Exercise aim » Present the following entries again, word for word and in full.

Extracted entries »

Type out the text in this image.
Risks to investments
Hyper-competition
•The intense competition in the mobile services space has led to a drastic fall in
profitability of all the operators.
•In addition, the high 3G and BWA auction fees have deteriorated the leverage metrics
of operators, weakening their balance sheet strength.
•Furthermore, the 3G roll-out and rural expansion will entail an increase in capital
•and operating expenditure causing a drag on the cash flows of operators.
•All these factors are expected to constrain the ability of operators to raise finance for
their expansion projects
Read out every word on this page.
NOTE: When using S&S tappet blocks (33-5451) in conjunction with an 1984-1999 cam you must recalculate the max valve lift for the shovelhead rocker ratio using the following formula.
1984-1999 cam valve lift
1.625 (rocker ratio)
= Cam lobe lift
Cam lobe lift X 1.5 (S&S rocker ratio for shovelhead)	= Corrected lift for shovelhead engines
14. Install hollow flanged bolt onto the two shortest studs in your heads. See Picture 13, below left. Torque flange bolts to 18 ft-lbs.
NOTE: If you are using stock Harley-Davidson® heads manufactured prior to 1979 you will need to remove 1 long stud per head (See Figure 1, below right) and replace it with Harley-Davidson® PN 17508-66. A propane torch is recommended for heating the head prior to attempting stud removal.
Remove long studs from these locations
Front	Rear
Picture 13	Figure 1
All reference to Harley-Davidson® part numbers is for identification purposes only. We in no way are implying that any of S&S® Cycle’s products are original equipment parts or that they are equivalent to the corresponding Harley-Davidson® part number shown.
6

Solved problem »
Type out the text in this image.
Risks to investments
Hyper-competition
•The intense competition in the mobile services space has led to a drastic fall in
profitability of all the operators.
•In addition, the high 3G and BWA auction fees have deteriorated the leverage metrics
of operators, weakening their balance sheet strength.
•Furthermore, the 3G roll-out and rural expansion will entail an increase in capital
•and operating expenditure causing a drag on the cash flows of operators.
•All these factors are expected to constrain the ability of operators to raise finance for
their expansion projects
Read out every word on this page.
NOTE: When using S&S tappet blocks (33-5451) in conjunction with an 1984-1999 cam you must recalculate the max valve lift for the shovelhead rocker ratio using the following formula.
1984-1999 cam valve lift
1.625 (rocker ratio)
= Cam lobe lift
Cam lobe lift X 1.5 (S&S rocker ratio for shovelhead)	= Corrected lift for shovelhead engines
14. Install hollow flanged bolt onto the two shortest studs in your heads. See Picture 13, below left. Torque flange bolts to 18 ft-lbs.
NOTE: If you are using stock Harley-Davidson® heads manufactured prior to 1979 you will need to remove 1 long stud per head (See Figure 1, below right) and replace it with Harley-Davidson® PN 17508-66. A propane torch is recommended for heating the head prior to attempting stud removal.
Remove long studs from these locations
Front	Rear
Picture 13	Figure 1
All reference to Harley-Davidson® part numbers is for identification purposes only. We in no way are implying that any of S&S® Cycle’s products are original equipment parts or that they are equivalent to the corresponding Harley-Davidson® part number shown.
6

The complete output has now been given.